[What this task involves] In the records that follow, locate every line with "image" and extract it.
[Begin Materials provided]
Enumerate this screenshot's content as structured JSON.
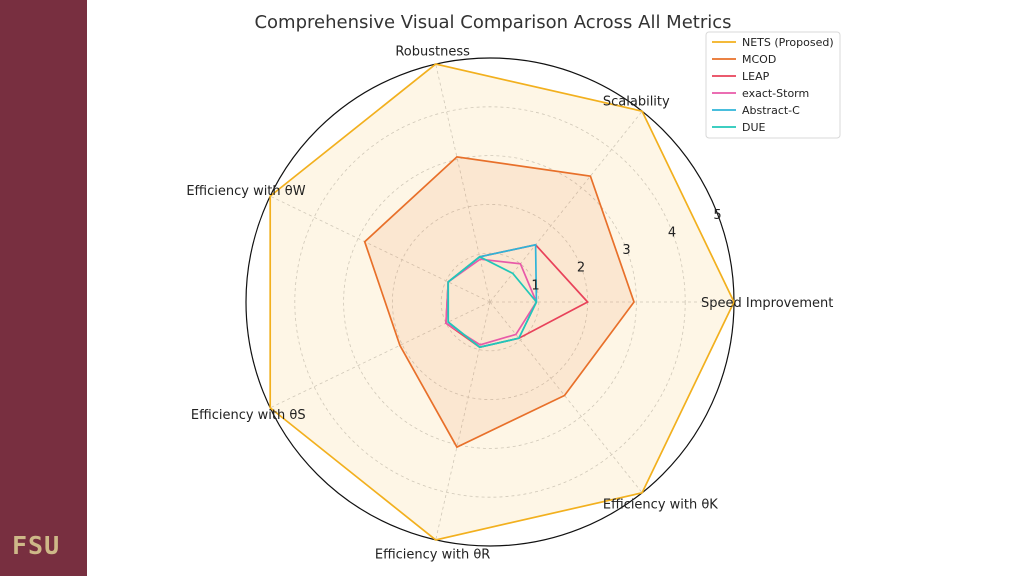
{
  "logo": "FSU",
  "colors": {
    "sidebar": "#782f40",
    "logo": "#ceb888",
    "series": [
      "#f2b01e",
      "#e8702a",
      "#e8425a",
      "#e85aa8",
      "#2fb4d8",
      "#22c7b8"
    ]
  },
  "chart_data": {
    "type": "radar",
    "title": "Comprehensive Visual Comparison Across All Metrics",
    "axes": [
      "Speed Improvement",
      "Scalability",
      "Robustness",
      "Efficiency with θW",
      "Efficiency with θS",
      "Efficiency with θR",
      "Efficiency with θK"
    ],
    "rticks": [
      "1",
      "2",
      "3",
      "4",
      "5"
    ],
    "rlim": [
      0,
      5
    ],
    "grid": true,
    "legend_position": "top-right",
    "series": [
      {
        "name": "NETS (Proposed)",
        "values": [
          5.0,
          5.0,
          5.0,
          5.0,
          5.0,
          5.0,
          5.0
        ],
        "fill": true
      },
      {
        "name": "MCOD",
        "values": [
          2.95,
          3.3,
          3.05,
          2.85,
          2.05,
          3.05,
          2.45
        ],
        "fill": true
      },
      {
        "name": "LEAP",
        "values": [
          2.0,
          1.5,
          0.95,
          0.95,
          1.0,
          0.95,
          0.95
        ],
        "fill": false
      },
      {
        "name": "exact-Storm",
        "values": [
          0.95,
          1.0,
          0.9,
          0.95,
          1.0,
          0.9,
          0.85
        ],
        "fill": false
      },
      {
        "name": "Abstract-C",
        "values": [
          0.95,
          1.5,
          0.95,
          0.95,
          0.95,
          0.95,
          0.95
        ],
        "fill": false
      },
      {
        "name": "DUE",
        "values": [
          0.95,
          0.75,
          0.95,
          0.95,
          0.95,
          0.95,
          0.95
        ],
        "fill": false
      }
    ]
  }
}
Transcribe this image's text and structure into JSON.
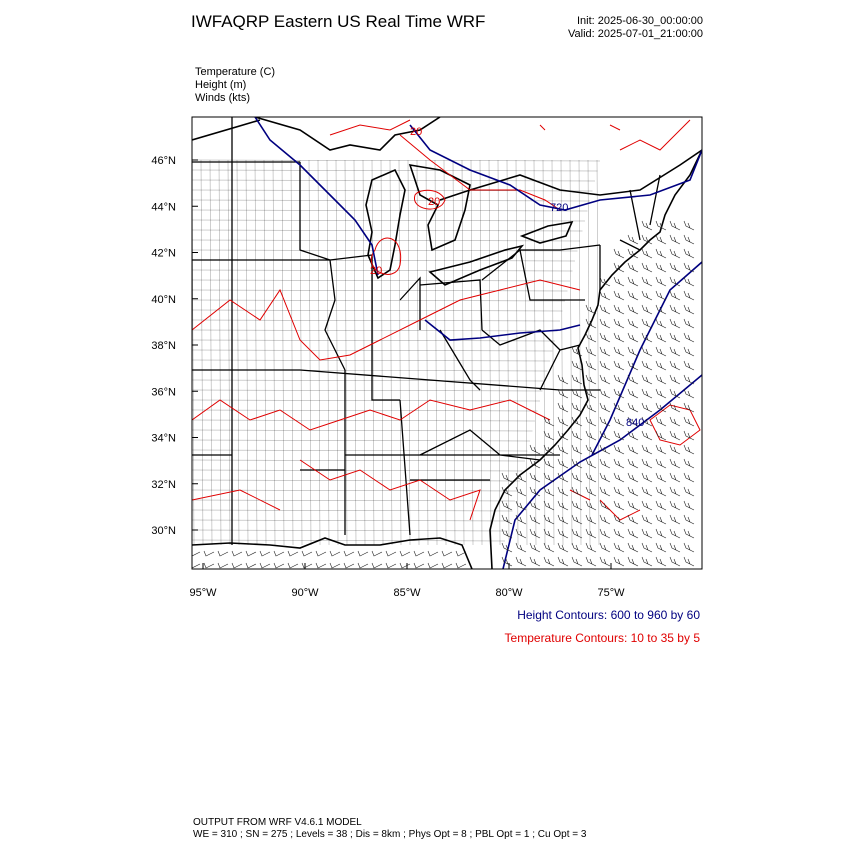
{
  "header": {
    "title": "IWFAQRP Eastern US Real Time WRF",
    "init": "Init: 2025-06-30_00:00:00",
    "valid": "Valid: 2025-07-01_21:00:00"
  },
  "fields": [
    "Temperature   (C)",
    "Height   (m)",
    "Winds   (kts)"
  ],
  "map": {
    "lat_labels": [
      "46°N",
      "44°N",
      "42°N",
      "40°N",
      "38°N",
      "36°N",
      "34°N",
      "32°N",
      "30°N"
    ],
    "lon_labels": [
      "95°W",
      "90°W",
      "85°W",
      "80°W",
      "75°W"
    ],
    "contour_labels": [
      "20",
      "20",
      "20",
      "720",
      "840"
    ]
  },
  "legend": {
    "height": "Height Contours: 600 to 960 by 60",
    "temperature": "Temperature Contours: 10 to 35 by 5"
  },
  "footer": {
    "model": "OUTPUT FROM WRF V4.6.1 MODEL",
    "settings": "WE = 310 ; SN = 275 ; Levels = 38 ; Dis = 8km ; Phys Opt = 8 ; PBL Opt = 1 ; Cu Opt = 3"
  }
}
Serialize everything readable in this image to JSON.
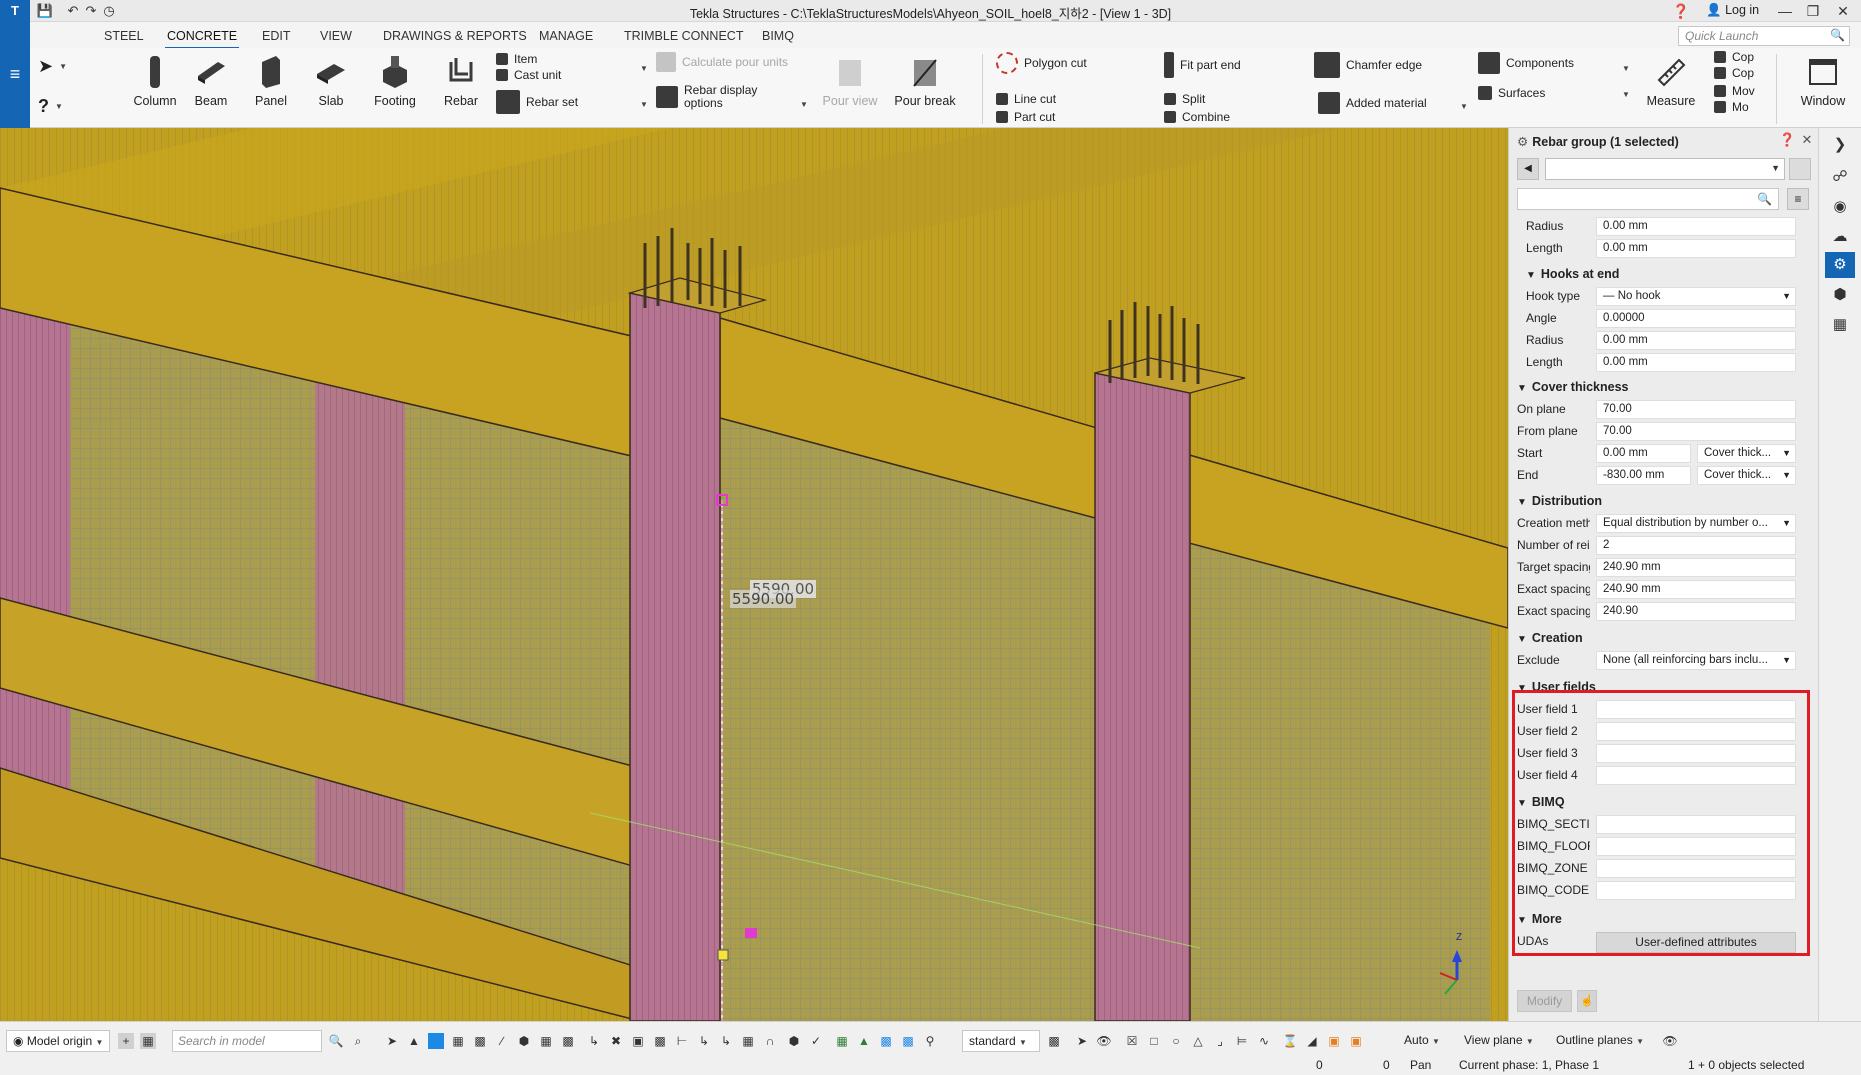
{
  "window": {
    "title": "Tekla Structures - C:\\TeklaStructuresModels\\Ahyeon_SOIL_hoel8_지하2 - [View 1 - 3D]",
    "login_label": "Log in"
  },
  "ribbon": {
    "tabs": [
      "STEEL",
      "CONCRETE",
      "EDIT",
      "VIEW",
      "DRAWINGS & REPORTS",
      "MANAGE",
      "TRIMBLE CONNECT",
      "BIMQ"
    ],
    "active_tab": "CONCRETE",
    "quick_launch_placeholder": "Quick Launch",
    "buttons": {
      "column": "Column",
      "beam": "Beam",
      "panel": "Panel",
      "slab": "Slab",
      "footing": "Footing",
      "rebar": "Rebar",
      "item": "Item",
      "cast_unit": "Cast unit",
      "rebar_set": "Rebar set",
      "calculate_pour_units": "Calculate pour units",
      "rebar_display_options_1": "Rebar display",
      "rebar_display_options_2": "options",
      "pour_view": "Pour view",
      "pour_break": "Pour break",
      "polygon_cut": "Polygon cut",
      "line_cut": "Line cut",
      "part_cut": "Part cut",
      "fit_part_end": "Fit part end",
      "split": "Split",
      "combine": "Combine",
      "chamfer_edge": "Chamfer edge",
      "added_material": "Added material",
      "components": "Components",
      "surfaces": "Surfaces",
      "measure": "Measure",
      "copy_1": "Cop",
      "copy_2": "Cop",
      "move_1": "Mov",
      "move_2": "Mo",
      "window": "Window"
    }
  },
  "viewport": {
    "dimension_label_1": "5590.00",
    "dimension_label_2": "5590.00",
    "axis_z": "Z"
  },
  "properties": {
    "header": "Rebar group (1 selected)",
    "rows_top": [
      {
        "label": "Radius",
        "value": "0.00 mm"
      },
      {
        "label": "Length",
        "value": "0.00 mm"
      }
    ],
    "hooks_at_end": {
      "title": "Hooks at end",
      "hook_type_label": "Hook type",
      "hook_type_value": "— No hook",
      "angle_label": "Angle",
      "angle_value": "0.00000",
      "radius_label": "Radius",
      "radius_value": "0.00 mm",
      "length_label": "Length",
      "length_value": "0.00 mm"
    },
    "cover_thickness": {
      "title": "Cover thickness",
      "on_plane_label": "On plane",
      "on_plane_value": "70.00",
      "from_plane_label": "From plane",
      "from_plane_value": "70.00",
      "start_label": "Start",
      "start_value": "0.00 mm",
      "start_option": "Cover thick...",
      "end_label": "End",
      "end_value": "-830.00 mm",
      "end_option": "Cover thick..."
    },
    "distribution": {
      "title": "Distribution",
      "creation_method_label": "Creation meth",
      "creation_method_value": "Equal distribution by number o...",
      "number_label": "Number of rei",
      "number_value": "2",
      "target_spacing_label": "Target spacing",
      "target_spacing_value": "240.90 mm",
      "exact_spacing_label": "Exact spacing",
      "exact_spacing_value": "240.90 mm",
      "exact_spacing2_label": "Exact spacing",
      "exact_spacing2_value": "240.90"
    },
    "creation": {
      "title": "Creation",
      "exclude_label": "Exclude",
      "exclude_value": "None (all reinforcing bars inclu..."
    },
    "user_fields": {
      "title": "User fields",
      "fields": [
        "User field 1",
        "User field 2",
        "User field 3",
        "User field 4"
      ]
    },
    "bimq": {
      "title": "BIMQ",
      "fields": [
        "BIMQ_SECTIO",
        "BIMQ_FLOOR",
        "BIMQ_ZONE",
        "BIMQ_CODE"
      ]
    },
    "more": {
      "title": "More",
      "udas_label": "UDAs",
      "udas_button": "User-defined attributes"
    },
    "modify_button": "Modify"
  },
  "bottom_toolbar": {
    "model_origin": "Model origin",
    "search_placeholder": "Search in model",
    "standard": "standard",
    "auto": "Auto",
    "view_plane": "View plane",
    "outline_planes": "Outline planes"
  },
  "status_bar": {
    "coord_x": "0",
    "coord_y": "0",
    "mode": "Pan",
    "current_phase": "Current phase: 1, Phase 1",
    "selection": "1 + 0 objects selected"
  },
  "colors": {
    "accent": "#1565b5",
    "highlight": "#e01b24",
    "model_yellow": "#c4a21e",
    "model_magenta": "#b06a8e"
  }
}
[End Materials provided]
[Worked answer]
Transcribe this image's text and structure into JSON.
Serialize everything readable in this image to JSON.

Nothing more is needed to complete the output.